» **SHORT EXERCISE 1**:
Print the stretch of the forum thread from "Hay, i don't" through "kshade (Nov 16, 2007)".
» **SHORT EXERCISE 2**:
Answer these questions from the forum thread:
(a) What does kshade say they sometimes search for to show somebody?
(b) According to TehSean, what does the site need?
(c) What reason does Dragoneer give for not paying the coders personally?

» **SOURCE EXTRACT**:
Bandwidth is not the main concern here. If I recall correctly, a lot of FA is still very much I/O-bound, and each request to some resource that FA hosts is another few things to add to the I/O queue.

I will agree, however, that fewer requests are better.


----------



## kshade (Nov 15, 2007)

codewolf said:
			
		

> i dont know of the proper reason, but to be perfectly honest i think it is better to just browse through the site, who knows you might find some really good art on pages you nevre been to before


I already do that frequently, but sometimes I want something specific or search for a picture I've seen some weeks ago to show somebody.



			
				nrr said:
			
		

> I will agree, however, that fewer requests are better.


Well, if there's no option to search the site, there will be fewer requests by users, too.


----------



## nrr (Nov 15, 2007)

kshade said:
			
		

> Well, if there's no option to search the site, there will be fewer requests by users, too.


Well, that's true, but if the site doesn't want to grow and prosper...


----------



## Janglur (Nov 15, 2007)

Someday, FA will have basic functionality.


----------



## TehSean (Nov 15, 2007)

Janglur said:
			
		

> Someday, FA will have basic functionality.



We need paid coders. Perhaps that's what the next shameless Donation Drive should be for.


----------



## Eevee (Nov 15, 2007)

Sure, I'm all in favor of being paid  8)


----------



## yak (Nov 15, 2007)

I'd be happy if i get a cent every time i tell people to clear their cache.


----------



## codewolf (Nov 15, 2007)

yak said:
			
		

> I'd be happy if i get a cent every time i tell people to clear their cache.


would'nt we all


----------



## TehSean (Nov 15, 2007)

Of the dollar times it was recommended in the past, I'd have about 3 cents for every time re-caching worked. )


----------



## Dragoneer (Nov 16, 2007)

Y'know, if you guys wanted, I could start a donation drive so that, y'know, people could donate to the coders. I'd be happy to split up all the money between them so you could get the features you guys want, improvements you need. I'd love to pay them myself, but... y'know, I don't make that much money. =P


----------



## nrr (Nov 16, 2007)

Preyfar said:
			
		

> Y'know, if you guys wanted, I could start a donation drive so that, y'know, people could donate to the coders.


... a sane idea from Preyfar?  Can it be true?


----------



## yak (Nov 16, 2007)

TehSean said:
			
		

> Of the dollar times it was recommended in the past, I'd have about 3 cents for every time re-caching worked. )


Hay, i don't work for tech support here. I actually _investigate_ the problem before telleing people to clear their cache.
I mean, it's been the most common problem on the internet since ages and people haven't learned it still.


----------



## kshade (Nov 16, 2007)

Uhm, that's a nice idea, but I'd still like to know why search engines are banned


----------



## yak (Nov 16, 2007)

Oh, and google was banned from FA for a reason. I can't remember which exactly, but there actually was a reason for it at some point.


----------



## Dragoneer (Nov 16, 2007)

yak said:
			
		

> Oh, and google was banned from FA for a reason. I can't remember which exactly, but there actually was a reason for it at some point.

» **GIVEN ENTRIES**:
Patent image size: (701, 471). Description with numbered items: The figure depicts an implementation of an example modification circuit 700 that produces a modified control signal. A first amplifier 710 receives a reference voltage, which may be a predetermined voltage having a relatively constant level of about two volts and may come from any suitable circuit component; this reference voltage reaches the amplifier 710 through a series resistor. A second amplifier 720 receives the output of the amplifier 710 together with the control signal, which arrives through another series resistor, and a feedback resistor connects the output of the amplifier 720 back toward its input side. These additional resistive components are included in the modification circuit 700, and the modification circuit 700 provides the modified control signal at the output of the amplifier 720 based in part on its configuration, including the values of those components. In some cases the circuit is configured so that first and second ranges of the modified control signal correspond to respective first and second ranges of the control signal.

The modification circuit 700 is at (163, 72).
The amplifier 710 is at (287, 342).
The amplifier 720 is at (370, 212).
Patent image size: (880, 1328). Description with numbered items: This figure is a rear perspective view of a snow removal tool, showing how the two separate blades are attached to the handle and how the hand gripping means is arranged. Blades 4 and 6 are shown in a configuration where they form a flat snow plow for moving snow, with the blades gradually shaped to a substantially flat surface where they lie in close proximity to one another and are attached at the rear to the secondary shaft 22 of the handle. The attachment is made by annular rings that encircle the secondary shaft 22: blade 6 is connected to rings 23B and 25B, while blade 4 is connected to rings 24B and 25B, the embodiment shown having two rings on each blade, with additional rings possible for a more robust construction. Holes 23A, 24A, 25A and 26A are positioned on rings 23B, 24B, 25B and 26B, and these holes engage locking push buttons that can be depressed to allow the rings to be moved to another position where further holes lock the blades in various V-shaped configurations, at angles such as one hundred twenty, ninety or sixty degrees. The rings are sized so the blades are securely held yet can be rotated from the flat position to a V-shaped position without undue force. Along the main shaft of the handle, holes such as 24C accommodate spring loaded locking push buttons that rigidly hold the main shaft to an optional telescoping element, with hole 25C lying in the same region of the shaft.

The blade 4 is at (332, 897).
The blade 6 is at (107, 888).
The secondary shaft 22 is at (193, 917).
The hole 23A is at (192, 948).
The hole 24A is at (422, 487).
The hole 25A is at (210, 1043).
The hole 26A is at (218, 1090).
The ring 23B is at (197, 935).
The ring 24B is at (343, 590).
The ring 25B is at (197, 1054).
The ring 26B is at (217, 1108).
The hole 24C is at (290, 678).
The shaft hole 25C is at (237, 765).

» **PROBLEM SOLUTION 1**:
Hay, i don't work for tech support here. I actually _investigate_ the problem before telleing people to clear their cache.
I mean, it's been the most common problem on the internet since ages and people haven't learned it still.


----------



## kshade (Nov 16, 2007)

» **PROBLEM SOLUTION 2**:
(a) A picture they saw some weeks ago.
(b) Paid coders.
(c) Dragoneer doesn't make that much money.